### What the task requires:
Whenever a line below holds the word "Give", copy that line.
Entries provided below:
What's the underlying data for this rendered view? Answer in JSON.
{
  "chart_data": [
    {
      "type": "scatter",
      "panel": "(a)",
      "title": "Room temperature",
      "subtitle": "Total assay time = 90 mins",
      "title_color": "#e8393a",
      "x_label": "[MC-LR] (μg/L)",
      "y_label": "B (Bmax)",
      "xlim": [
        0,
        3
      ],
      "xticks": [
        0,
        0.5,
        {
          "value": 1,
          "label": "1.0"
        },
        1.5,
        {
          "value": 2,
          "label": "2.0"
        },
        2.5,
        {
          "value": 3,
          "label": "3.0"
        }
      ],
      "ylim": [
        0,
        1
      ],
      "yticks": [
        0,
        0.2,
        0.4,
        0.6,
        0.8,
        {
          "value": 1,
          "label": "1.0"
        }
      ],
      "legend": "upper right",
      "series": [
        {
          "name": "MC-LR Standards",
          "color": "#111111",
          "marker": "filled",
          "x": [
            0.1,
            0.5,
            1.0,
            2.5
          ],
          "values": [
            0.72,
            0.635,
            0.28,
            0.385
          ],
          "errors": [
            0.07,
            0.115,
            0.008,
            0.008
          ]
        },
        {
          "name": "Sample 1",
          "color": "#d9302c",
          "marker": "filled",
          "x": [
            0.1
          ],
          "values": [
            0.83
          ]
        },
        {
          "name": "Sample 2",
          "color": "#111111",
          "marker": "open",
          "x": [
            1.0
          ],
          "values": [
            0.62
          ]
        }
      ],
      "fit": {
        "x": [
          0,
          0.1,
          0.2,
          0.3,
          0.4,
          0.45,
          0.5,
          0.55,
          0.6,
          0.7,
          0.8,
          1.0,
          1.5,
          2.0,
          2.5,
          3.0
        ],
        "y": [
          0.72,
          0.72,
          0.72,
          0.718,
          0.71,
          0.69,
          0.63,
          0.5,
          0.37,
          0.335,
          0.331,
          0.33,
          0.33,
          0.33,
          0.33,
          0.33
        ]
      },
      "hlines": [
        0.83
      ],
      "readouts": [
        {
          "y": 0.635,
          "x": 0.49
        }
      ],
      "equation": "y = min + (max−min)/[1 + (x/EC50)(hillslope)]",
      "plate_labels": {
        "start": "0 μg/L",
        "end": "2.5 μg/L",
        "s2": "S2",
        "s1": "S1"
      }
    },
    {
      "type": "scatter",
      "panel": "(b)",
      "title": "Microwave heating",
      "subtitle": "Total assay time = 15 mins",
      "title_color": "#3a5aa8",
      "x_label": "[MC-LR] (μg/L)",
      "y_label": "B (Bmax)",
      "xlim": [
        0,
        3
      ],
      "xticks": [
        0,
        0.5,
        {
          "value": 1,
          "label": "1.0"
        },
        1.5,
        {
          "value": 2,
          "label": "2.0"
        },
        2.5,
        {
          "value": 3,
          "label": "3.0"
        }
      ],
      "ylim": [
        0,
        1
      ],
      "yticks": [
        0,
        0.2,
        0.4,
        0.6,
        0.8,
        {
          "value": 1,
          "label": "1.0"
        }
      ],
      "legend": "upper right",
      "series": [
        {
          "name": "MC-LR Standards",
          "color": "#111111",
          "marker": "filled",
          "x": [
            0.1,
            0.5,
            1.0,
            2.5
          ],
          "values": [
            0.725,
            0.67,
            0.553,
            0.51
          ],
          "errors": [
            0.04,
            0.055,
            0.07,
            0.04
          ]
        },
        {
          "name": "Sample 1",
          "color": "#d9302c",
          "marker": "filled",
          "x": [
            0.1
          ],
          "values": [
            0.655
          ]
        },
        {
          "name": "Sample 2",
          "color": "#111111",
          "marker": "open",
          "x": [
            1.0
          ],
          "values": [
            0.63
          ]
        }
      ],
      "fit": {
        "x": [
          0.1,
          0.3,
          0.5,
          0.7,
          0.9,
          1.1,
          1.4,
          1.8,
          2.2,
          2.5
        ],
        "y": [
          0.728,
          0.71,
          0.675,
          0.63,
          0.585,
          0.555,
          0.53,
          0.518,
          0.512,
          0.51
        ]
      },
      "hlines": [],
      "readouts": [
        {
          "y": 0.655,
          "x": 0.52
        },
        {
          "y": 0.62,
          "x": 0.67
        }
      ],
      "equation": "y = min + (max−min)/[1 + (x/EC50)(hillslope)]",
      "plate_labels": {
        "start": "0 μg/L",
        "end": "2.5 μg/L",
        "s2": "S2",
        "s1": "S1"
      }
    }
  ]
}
End of Entries provided.
Entries provided below:
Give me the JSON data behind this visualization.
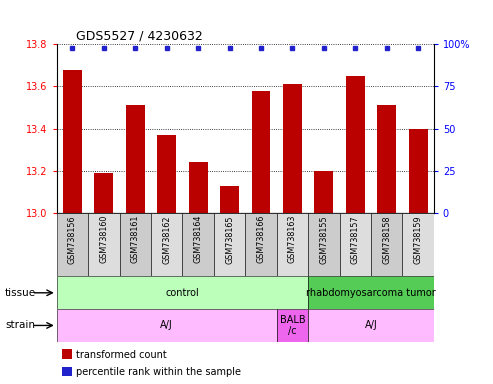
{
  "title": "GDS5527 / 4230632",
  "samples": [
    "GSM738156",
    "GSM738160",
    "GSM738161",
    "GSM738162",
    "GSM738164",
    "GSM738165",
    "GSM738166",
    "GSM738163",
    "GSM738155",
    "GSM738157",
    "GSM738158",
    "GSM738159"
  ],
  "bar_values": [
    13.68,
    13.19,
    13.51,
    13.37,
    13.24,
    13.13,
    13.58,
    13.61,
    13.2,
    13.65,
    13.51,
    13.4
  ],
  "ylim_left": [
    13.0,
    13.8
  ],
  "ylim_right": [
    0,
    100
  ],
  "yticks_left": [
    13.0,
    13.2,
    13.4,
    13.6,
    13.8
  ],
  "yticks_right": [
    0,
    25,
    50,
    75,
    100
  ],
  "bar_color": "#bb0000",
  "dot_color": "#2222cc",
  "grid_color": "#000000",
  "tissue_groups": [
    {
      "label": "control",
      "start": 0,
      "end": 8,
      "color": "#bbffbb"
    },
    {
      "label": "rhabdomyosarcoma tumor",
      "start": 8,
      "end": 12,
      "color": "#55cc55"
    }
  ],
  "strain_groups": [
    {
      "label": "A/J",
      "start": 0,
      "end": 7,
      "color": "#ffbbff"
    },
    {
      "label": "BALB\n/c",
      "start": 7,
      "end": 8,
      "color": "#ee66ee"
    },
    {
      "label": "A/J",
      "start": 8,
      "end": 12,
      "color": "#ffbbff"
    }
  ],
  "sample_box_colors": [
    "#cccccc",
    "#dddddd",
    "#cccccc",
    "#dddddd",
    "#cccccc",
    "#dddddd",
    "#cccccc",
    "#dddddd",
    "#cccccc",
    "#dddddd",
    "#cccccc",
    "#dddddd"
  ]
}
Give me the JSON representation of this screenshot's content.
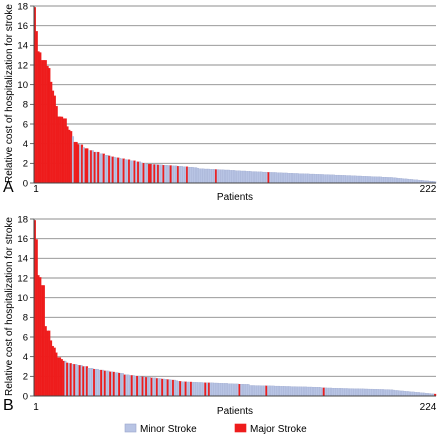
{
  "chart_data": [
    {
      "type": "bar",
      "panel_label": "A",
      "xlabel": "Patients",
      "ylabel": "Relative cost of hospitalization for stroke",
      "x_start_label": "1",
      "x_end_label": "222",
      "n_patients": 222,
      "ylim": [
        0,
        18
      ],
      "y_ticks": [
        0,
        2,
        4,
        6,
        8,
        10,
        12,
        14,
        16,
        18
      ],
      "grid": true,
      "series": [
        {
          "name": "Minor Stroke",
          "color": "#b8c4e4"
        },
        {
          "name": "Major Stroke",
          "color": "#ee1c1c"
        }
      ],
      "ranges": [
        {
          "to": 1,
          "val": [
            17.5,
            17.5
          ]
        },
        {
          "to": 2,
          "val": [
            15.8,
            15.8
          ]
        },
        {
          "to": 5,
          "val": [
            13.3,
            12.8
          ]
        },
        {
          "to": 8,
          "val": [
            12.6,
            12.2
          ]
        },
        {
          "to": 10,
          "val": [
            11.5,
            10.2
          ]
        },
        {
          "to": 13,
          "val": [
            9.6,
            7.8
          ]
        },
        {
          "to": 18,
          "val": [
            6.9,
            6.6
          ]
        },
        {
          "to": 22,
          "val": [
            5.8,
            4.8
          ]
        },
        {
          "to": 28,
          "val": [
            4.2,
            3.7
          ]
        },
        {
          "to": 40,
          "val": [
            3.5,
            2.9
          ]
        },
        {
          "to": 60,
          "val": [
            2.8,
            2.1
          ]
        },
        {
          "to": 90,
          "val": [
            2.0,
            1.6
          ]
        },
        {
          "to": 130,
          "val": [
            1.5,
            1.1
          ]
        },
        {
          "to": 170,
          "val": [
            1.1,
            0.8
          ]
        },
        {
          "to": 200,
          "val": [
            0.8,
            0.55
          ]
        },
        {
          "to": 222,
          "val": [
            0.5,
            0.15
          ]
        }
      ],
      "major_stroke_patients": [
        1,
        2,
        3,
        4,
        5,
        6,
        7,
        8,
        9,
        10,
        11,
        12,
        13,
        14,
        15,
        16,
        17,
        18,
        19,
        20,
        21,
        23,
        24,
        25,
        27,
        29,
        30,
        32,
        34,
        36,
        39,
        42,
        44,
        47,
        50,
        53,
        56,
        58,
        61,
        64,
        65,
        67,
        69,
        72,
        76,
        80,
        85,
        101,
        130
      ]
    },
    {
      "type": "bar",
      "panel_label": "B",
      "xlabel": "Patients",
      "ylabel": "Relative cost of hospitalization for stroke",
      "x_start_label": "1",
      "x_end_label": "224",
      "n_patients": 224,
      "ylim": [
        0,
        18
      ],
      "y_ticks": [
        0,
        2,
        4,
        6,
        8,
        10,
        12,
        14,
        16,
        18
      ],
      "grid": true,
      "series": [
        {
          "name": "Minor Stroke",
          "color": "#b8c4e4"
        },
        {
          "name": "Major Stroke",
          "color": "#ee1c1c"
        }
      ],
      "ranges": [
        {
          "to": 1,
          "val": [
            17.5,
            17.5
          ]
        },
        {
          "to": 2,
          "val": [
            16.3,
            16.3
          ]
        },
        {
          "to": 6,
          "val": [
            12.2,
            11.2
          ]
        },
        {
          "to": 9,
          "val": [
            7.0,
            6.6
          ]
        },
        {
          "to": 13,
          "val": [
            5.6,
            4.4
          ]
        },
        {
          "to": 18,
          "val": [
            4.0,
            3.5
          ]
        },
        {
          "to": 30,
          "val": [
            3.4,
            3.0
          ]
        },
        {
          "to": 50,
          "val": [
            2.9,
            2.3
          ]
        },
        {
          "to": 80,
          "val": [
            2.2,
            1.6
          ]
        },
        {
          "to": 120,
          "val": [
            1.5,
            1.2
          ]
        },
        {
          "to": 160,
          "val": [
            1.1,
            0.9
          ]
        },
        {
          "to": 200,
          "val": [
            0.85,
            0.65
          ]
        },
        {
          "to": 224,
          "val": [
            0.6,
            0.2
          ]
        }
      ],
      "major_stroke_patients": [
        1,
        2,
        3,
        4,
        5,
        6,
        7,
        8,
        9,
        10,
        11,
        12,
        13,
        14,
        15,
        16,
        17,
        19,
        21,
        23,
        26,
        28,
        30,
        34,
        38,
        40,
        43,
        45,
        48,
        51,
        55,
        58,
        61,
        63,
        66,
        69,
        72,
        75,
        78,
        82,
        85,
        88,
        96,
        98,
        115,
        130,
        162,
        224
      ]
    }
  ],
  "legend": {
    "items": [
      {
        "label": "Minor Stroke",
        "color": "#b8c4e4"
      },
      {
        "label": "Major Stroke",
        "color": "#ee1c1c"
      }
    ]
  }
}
End of Entries provided.
### Response box:
Give me the JSON data behind this visualization.
Give me the JSON representation of this screenshot's content.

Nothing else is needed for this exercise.